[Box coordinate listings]

────────────────

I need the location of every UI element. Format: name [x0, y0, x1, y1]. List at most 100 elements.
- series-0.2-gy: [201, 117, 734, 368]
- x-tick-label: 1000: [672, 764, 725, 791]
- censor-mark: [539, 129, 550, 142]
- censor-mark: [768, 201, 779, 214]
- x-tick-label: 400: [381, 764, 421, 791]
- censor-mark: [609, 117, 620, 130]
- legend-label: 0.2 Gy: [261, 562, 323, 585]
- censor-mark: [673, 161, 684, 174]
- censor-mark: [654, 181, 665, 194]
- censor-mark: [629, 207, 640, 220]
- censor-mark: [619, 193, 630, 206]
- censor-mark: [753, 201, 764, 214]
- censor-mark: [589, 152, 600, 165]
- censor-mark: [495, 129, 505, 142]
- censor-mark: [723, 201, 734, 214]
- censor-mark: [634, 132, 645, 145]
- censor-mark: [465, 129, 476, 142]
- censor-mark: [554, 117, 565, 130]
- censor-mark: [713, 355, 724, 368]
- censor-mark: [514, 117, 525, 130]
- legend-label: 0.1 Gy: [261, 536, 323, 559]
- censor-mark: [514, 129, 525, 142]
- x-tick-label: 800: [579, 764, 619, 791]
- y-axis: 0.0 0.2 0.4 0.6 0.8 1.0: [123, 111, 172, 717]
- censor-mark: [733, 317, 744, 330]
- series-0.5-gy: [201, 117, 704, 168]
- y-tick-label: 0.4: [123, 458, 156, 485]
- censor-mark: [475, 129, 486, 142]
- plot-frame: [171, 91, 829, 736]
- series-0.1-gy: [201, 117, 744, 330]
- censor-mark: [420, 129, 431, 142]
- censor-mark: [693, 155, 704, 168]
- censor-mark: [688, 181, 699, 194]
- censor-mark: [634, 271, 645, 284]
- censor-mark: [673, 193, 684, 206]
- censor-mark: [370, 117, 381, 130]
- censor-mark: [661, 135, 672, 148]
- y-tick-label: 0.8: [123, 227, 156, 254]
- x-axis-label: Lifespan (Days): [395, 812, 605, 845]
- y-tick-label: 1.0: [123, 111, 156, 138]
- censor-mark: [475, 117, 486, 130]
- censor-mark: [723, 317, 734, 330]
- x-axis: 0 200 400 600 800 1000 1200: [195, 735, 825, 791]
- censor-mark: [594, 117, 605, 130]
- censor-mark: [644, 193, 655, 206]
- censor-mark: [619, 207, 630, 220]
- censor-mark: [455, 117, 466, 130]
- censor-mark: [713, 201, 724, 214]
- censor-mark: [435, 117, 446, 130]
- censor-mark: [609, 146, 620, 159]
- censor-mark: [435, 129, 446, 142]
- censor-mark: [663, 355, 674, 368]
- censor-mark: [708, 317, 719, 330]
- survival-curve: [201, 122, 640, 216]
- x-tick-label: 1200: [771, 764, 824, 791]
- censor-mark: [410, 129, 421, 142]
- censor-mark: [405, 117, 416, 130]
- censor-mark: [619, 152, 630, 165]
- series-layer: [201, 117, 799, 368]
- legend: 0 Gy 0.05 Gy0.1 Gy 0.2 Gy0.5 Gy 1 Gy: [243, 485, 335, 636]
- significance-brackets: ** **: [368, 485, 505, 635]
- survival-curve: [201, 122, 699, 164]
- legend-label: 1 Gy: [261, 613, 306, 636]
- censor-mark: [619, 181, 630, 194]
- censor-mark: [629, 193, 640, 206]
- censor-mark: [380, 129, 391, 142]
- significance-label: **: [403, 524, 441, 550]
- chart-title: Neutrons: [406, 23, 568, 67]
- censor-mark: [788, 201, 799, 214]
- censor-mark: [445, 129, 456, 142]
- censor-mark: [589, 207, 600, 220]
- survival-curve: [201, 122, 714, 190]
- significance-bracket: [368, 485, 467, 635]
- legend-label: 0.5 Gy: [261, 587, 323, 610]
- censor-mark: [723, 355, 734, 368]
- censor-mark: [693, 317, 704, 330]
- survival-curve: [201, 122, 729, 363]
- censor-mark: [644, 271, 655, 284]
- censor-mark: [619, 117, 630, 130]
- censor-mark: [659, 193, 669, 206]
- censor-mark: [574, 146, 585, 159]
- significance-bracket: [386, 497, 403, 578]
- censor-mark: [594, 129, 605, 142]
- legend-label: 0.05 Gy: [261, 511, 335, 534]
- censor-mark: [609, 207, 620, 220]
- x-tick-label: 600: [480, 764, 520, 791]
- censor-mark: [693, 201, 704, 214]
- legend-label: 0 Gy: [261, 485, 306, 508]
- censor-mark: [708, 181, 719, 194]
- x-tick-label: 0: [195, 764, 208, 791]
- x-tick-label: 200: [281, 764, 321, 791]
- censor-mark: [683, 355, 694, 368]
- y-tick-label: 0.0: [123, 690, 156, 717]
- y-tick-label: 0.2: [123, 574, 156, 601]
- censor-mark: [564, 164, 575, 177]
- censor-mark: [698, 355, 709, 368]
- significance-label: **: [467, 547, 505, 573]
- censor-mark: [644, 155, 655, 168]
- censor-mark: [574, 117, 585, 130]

────────────────

▸ **Problem to work on**
Rewrite the lines above from the first one through the line with "- censor-mark: [475, 129, 486, 142]", substituting "x-tick" for "x-tick-label" and keeping everything else the same.

▸ **Output of the task**
I need the location of every UI element. Format: name [x0, y0, x1, y1]. List at most 100 elements.
- series-0.2-gy: [201, 117, 734, 368]
- x-tick: 1000: [672, 764, 725, 791]
- censor-mark: [539, 129, 550, 142]
- censor-mark: [768, 201, 779, 214]
- x-tick: 400: [381, 764, 421, 791]
- censor-mark: [609, 117, 620, 130]
- legend-label: 0.2 Gy: [261, 562, 323, 585]
- censor-mark: [673, 161, 684, 174]
- censor-mark: [654, 181, 665, 194]
- censor-mark: [629, 207, 640, 220]
- censor-mark: [619, 193, 630, 206]
- censor-mark: [753, 201, 764, 214]
- censor-mark: [589, 152, 600, 165]
- censor-mark: [495, 129, 505, 142]
- censor-mark: [723, 201, 734, 214]
- censor-mark: [634, 132, 645, 145]
- censor-mark: [465, 129, 476, 142]
- censor-mark: [554, 117, 565, 130]
- censor-mark: [713, 355, 724, 368]
- censor-mark: [514, 117, 525, 130]
- legend-label: 0.1 Gy: [261, 536, 323, 559]
- censor-mark: [514, 129, 525, 142]
- x-tick: 800: [579, 764, 619, 791]
- y-axis: 0.0 0.2 0.4 0.6 0.8 1.0: [123, 111, 172, 717]
- censor-mark: [733, 317, 744, 330]
- series-0.5-gy: [201, 117, 704, 168]
- y-tick-label: 0.4: [123, 458, 156, 485]
- censor-mark: [475, 129, 486, 142]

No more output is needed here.